(Chart and figure data)
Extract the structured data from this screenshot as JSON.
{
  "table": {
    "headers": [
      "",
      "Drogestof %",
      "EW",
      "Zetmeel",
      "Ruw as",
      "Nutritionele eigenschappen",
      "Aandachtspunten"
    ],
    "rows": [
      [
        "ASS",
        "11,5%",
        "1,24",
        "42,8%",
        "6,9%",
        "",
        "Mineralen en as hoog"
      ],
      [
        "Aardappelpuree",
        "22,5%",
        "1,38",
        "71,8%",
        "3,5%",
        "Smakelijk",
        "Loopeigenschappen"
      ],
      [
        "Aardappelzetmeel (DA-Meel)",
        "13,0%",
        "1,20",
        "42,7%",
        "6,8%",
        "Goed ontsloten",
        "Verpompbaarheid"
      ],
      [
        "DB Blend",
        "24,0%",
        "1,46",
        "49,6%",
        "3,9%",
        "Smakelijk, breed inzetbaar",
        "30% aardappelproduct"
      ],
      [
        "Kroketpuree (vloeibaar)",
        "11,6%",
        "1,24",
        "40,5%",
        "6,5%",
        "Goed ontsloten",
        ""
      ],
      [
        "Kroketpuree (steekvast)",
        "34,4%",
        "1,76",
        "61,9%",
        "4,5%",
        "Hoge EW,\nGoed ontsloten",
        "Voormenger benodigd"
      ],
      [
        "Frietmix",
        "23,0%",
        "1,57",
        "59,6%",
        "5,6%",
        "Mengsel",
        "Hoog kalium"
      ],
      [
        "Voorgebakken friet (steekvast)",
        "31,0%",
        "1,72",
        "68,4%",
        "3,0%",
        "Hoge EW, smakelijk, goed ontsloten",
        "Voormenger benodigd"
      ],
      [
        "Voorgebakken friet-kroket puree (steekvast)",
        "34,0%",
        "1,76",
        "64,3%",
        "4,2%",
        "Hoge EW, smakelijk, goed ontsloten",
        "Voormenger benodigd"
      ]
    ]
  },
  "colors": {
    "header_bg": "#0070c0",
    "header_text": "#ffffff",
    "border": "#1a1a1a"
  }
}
--
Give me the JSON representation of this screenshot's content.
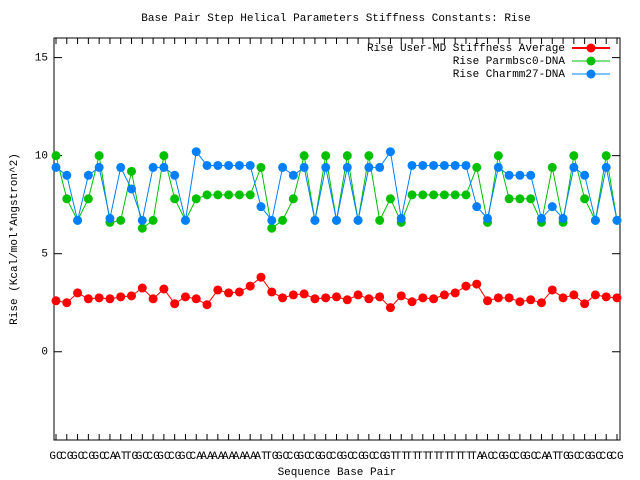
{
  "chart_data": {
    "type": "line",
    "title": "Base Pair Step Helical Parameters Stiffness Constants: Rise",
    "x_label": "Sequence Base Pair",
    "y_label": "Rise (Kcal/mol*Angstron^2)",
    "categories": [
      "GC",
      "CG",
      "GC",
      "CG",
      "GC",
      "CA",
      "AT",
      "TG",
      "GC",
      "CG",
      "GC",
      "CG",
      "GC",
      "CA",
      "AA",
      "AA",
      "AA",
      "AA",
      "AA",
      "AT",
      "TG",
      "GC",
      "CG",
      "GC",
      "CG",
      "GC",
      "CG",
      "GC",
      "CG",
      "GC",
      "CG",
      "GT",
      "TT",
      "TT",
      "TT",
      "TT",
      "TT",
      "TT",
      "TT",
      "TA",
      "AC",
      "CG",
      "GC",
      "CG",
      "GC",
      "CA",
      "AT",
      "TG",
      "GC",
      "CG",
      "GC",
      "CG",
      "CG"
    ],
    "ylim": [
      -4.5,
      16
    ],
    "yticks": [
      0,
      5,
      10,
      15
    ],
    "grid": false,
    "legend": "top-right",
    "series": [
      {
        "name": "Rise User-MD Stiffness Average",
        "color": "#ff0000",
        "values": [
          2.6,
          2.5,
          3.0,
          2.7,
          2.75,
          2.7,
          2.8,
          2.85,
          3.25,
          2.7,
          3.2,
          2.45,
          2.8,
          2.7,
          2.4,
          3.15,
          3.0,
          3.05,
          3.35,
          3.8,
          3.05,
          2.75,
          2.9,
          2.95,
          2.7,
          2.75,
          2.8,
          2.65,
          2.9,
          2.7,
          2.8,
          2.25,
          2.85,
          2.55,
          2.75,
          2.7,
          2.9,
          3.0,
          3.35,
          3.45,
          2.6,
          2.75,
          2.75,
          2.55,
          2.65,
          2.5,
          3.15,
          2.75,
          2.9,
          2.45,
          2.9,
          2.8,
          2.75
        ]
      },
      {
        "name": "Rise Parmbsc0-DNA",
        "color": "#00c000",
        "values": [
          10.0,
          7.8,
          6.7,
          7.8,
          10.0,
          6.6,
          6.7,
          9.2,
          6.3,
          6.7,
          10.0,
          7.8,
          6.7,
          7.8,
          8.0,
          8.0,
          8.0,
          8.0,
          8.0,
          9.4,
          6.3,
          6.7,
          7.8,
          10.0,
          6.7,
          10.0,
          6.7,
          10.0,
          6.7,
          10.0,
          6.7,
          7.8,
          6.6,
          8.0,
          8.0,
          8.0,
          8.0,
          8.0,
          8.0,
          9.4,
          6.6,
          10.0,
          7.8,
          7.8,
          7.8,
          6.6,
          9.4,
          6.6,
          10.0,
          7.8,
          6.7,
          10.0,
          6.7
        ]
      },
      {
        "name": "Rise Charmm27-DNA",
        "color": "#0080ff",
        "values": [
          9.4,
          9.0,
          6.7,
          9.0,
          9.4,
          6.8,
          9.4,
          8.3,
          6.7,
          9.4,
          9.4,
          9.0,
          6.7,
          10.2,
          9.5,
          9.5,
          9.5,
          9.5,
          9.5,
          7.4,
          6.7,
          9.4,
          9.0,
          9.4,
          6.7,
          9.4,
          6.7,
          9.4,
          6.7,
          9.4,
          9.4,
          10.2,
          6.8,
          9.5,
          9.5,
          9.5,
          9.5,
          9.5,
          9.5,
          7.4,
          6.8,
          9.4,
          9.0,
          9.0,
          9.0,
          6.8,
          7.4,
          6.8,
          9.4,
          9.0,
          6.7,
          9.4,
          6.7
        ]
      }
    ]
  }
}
==
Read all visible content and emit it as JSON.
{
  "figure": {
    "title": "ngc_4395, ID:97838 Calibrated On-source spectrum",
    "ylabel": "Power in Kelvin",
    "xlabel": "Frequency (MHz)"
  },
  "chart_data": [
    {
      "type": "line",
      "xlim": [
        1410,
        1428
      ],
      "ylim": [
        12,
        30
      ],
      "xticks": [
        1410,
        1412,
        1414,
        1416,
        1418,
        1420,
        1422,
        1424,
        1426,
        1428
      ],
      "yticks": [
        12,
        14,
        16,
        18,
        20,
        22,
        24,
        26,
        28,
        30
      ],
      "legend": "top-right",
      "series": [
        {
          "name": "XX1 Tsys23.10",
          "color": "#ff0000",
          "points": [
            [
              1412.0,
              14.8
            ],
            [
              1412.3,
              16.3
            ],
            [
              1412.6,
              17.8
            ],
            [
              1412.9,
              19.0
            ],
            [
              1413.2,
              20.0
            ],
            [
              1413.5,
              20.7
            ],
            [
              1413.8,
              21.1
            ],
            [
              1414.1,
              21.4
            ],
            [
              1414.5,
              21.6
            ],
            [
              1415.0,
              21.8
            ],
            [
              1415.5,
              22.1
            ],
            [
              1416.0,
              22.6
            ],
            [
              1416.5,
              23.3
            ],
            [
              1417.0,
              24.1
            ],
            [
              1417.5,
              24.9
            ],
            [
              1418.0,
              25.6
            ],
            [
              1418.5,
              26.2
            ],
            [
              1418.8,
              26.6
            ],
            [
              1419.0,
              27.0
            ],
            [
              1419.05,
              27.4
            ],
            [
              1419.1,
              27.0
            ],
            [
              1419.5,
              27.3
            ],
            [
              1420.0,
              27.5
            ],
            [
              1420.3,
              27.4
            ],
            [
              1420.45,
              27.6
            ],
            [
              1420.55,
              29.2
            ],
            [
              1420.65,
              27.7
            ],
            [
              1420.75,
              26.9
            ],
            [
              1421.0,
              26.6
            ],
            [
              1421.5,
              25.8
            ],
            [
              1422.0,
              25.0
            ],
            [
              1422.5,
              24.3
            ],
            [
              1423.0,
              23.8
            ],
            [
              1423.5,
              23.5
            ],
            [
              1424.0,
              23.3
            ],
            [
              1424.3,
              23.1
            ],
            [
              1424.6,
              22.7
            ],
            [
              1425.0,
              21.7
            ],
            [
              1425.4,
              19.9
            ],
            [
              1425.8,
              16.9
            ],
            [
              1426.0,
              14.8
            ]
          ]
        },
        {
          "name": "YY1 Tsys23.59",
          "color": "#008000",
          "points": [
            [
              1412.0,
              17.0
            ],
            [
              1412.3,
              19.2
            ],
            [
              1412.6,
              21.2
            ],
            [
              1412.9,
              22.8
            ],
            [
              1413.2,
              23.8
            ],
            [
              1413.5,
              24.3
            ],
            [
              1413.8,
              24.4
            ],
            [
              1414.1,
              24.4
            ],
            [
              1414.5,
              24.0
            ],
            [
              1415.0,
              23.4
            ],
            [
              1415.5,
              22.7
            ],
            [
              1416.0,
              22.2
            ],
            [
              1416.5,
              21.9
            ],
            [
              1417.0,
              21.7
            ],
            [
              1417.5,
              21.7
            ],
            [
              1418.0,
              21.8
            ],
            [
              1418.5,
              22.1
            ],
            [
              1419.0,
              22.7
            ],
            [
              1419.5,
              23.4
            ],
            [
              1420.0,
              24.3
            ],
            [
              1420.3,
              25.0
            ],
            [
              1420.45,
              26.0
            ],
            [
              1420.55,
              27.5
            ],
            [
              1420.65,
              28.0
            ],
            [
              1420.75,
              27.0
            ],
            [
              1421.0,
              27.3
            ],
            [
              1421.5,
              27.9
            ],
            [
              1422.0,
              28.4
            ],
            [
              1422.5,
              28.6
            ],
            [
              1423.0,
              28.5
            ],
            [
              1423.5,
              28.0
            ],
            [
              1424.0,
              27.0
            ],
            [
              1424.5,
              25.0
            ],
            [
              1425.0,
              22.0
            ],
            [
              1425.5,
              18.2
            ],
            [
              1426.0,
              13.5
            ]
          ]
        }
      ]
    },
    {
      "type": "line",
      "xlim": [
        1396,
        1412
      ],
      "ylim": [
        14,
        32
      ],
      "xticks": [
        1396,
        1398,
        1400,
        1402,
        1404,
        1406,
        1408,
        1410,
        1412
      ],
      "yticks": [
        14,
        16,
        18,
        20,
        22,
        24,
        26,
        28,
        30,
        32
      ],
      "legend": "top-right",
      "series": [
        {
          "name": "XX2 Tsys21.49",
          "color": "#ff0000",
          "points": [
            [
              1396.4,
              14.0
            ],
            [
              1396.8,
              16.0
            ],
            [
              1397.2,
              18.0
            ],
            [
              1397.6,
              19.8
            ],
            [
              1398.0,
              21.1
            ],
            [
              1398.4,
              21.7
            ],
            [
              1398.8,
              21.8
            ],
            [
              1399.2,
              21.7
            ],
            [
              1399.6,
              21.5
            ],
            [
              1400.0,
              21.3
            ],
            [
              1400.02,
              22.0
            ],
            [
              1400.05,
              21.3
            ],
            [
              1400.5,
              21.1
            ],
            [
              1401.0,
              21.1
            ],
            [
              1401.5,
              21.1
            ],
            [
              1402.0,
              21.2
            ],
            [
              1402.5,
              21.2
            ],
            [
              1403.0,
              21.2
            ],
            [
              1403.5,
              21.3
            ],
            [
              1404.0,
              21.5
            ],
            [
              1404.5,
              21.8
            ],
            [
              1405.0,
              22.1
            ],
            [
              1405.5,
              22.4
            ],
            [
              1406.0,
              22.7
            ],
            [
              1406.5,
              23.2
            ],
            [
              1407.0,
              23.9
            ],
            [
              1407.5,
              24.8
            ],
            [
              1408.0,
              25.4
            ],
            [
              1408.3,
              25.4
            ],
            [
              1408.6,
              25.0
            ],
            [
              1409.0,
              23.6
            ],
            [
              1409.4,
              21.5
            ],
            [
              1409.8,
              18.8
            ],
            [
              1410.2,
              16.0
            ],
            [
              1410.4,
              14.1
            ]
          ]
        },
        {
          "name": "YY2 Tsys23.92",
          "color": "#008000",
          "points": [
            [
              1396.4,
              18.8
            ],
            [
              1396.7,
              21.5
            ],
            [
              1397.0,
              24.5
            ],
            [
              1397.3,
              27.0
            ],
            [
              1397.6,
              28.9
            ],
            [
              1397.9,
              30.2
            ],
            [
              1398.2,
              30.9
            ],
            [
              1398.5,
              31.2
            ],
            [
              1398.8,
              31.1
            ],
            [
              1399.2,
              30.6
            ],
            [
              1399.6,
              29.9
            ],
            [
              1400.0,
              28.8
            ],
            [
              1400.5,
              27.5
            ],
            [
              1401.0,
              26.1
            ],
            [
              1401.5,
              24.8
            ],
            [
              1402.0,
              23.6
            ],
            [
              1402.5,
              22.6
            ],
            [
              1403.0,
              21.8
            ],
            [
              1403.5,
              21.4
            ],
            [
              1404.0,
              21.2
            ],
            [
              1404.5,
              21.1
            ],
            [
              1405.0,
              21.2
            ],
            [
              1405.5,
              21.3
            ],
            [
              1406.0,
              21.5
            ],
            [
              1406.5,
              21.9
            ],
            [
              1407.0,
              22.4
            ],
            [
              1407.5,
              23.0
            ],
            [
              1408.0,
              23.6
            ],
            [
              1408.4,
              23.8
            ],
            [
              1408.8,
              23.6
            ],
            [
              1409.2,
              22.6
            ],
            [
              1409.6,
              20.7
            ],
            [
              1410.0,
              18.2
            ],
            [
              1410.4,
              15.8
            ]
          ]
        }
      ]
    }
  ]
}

> **TASK DESCRIPTION**:
Locate the word "steekvast" in the entries, and copy every line where it is found.

> **EXERCISE OUTPUT**:
        "Kroketpuree (steekvast)",
        "Voorgebakken friet (steekvast)",
        "Voorgebakken friet-kroket puree (steekvast)",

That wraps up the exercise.